Required work
Exactly reproduce the lines from the line containing "What text is on this page?" to the end of the data below, inclusive, and nothing else.

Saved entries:
------------------------------------------------
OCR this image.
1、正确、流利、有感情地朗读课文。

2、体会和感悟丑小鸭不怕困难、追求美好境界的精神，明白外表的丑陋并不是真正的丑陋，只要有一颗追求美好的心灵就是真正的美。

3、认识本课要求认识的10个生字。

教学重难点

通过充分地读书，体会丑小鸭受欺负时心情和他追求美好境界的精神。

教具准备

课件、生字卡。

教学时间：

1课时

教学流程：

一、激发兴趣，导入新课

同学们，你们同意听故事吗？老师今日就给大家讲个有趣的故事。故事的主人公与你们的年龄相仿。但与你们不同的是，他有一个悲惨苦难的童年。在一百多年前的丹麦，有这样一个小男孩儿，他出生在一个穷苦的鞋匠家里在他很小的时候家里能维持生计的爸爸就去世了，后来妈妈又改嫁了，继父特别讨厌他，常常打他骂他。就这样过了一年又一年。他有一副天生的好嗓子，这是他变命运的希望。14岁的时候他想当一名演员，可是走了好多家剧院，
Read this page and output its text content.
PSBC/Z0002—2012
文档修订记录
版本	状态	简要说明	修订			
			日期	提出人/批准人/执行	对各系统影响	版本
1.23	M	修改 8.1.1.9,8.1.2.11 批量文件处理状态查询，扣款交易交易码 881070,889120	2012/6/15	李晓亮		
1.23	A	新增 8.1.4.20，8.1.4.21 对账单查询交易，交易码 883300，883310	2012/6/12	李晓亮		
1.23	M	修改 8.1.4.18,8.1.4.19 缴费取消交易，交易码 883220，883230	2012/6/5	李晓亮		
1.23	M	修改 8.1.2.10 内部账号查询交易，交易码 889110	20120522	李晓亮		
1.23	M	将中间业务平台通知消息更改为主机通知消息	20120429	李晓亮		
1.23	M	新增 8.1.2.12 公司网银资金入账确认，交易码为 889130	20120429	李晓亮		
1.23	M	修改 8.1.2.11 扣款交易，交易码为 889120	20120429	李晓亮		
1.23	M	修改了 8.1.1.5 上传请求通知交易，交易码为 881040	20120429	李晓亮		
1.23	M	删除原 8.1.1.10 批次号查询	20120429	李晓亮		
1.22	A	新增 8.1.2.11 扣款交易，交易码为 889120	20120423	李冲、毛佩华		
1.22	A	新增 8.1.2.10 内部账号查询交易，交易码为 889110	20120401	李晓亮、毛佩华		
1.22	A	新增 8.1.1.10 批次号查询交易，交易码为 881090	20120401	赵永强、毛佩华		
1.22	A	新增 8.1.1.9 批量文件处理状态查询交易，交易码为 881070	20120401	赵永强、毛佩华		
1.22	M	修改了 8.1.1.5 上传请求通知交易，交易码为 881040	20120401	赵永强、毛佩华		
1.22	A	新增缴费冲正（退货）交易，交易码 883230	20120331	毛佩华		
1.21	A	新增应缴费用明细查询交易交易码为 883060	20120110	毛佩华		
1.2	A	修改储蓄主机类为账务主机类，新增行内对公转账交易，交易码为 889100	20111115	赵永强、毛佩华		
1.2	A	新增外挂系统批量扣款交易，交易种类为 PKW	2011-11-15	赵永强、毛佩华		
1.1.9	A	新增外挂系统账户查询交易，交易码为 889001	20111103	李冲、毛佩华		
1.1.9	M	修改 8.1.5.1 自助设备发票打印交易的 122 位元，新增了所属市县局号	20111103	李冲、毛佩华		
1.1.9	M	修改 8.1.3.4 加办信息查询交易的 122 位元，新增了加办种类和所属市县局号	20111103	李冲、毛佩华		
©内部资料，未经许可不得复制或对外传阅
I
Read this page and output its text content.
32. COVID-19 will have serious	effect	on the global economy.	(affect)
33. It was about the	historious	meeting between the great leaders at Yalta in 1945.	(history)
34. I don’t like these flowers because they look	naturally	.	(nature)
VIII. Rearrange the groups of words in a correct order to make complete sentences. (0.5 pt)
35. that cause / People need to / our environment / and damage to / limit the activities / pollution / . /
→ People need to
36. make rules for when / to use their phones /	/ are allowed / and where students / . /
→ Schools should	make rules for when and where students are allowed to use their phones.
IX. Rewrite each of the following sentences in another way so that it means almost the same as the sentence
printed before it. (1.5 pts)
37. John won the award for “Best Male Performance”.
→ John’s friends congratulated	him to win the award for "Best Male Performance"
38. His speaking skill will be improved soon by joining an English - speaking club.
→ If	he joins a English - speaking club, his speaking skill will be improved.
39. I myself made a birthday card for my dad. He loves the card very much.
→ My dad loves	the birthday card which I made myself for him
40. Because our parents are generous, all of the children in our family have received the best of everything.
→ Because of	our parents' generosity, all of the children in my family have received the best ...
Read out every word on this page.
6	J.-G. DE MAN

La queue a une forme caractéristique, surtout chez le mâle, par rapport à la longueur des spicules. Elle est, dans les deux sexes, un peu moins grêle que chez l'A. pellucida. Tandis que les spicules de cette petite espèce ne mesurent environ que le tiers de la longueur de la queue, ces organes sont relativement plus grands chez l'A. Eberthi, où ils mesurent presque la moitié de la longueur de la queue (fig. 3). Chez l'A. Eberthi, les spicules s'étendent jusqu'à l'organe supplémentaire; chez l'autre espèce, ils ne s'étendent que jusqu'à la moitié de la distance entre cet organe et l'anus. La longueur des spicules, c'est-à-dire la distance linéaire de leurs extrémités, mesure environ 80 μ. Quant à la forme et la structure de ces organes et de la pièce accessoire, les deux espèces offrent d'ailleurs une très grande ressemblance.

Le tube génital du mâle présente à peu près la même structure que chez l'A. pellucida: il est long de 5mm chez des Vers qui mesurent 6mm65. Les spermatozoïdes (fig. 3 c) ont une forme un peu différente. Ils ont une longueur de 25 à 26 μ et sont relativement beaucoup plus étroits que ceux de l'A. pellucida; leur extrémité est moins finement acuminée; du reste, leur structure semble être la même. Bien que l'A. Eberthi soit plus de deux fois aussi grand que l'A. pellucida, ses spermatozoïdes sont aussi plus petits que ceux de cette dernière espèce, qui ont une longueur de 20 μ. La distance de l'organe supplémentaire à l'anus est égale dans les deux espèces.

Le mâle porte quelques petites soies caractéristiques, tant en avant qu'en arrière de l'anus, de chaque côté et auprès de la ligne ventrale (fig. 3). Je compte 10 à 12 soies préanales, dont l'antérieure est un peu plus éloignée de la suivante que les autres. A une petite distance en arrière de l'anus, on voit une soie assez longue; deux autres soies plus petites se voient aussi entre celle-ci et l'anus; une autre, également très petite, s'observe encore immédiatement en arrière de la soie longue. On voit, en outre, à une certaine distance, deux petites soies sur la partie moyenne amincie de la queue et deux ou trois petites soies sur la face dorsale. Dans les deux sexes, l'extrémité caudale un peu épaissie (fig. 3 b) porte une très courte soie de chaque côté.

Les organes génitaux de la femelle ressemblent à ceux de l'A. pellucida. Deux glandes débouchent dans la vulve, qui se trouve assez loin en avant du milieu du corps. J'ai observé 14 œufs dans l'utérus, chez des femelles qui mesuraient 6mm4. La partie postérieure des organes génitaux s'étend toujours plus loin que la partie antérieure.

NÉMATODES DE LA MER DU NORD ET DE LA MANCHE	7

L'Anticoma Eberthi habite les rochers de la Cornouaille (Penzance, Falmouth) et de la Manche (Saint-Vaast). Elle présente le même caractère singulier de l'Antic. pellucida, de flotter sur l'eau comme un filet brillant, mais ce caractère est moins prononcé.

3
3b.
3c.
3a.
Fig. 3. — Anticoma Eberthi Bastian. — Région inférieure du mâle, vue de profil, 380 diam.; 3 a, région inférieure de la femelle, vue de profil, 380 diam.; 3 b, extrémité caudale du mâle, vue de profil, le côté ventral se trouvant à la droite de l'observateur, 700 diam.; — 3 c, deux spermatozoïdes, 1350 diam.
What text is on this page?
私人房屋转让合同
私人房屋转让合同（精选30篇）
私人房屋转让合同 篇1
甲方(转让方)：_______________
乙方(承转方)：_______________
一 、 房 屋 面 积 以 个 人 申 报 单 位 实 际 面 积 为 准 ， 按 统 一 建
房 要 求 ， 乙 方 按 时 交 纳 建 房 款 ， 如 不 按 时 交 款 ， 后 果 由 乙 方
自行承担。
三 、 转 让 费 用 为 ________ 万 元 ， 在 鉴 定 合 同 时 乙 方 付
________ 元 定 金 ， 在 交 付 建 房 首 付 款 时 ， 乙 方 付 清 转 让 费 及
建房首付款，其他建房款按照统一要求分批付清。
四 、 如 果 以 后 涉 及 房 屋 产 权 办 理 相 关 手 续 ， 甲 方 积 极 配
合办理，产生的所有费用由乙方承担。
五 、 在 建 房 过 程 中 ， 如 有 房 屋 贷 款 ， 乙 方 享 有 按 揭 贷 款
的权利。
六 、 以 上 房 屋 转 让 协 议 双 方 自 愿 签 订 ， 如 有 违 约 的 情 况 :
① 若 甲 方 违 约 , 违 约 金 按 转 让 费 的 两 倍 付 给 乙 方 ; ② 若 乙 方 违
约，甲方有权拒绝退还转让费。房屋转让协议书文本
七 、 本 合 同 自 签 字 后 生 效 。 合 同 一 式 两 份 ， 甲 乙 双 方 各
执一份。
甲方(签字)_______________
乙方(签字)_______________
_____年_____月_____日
------------------------------------------------
Right answer
What text is on this page?
私人房屋转让合同
私人房屋转让合同（精选30篇）
私人房屋转让合同 篇1
甲方(转让方)：_______________
乙方(承转方)：_______________
一 、 房 屋 面 积 以 个 人 申 报 单 位 实 际 面 积 为 准 ， 按 统 一 建
房 要 求 ， 乙 方 按 时 交 纳 建 房 款 ， 如 不 按 时 交 款 ， 后 果 由 乙 方
自行承担。
三 、 转 让 费 用 为 ________ 万 元 ， 在 鉴 定 合 同 时 乙 方 付
________ 元 定 金 ， 在 交 付 建 房 首 付 款 时 ， 乙 方 付 清 转 让 费 及
建房首付款，其他建房款按照统一要求分批付清。
四 、 如 果 以 后 涉 及 房 屋 产 权 办 理 相 关 手 续 ， 甲 方 积 极 配
合办理，产生的所有费用由乙方承担。
五 、 在 建 房 过 程 中 ， 如 有 房 屋 贷 款 ， 乙 方 享 有 按 揭 贷 款
的权利。
六 、 以 上 房 屋 转 让 协 议 双 方 自 愿 签 订 ， 如 有 违 约 的 情 况 :
① 若 甲 方 违 约 , 违 约 金 按 转 让 费 的 两 倍 付 给 乙 方 ; ② 若 乙 方 违
约，甲方有权拒绝退还转让费。房屋转让协议书文本
七 、 本 合 同 自 签 字 后 生 效 。 合 同 一 式 两 份 ， 甲 乙 双 方 各
执一份。
甲方(签字)_______________
乙方(签字)_______________
_____年_____月_____日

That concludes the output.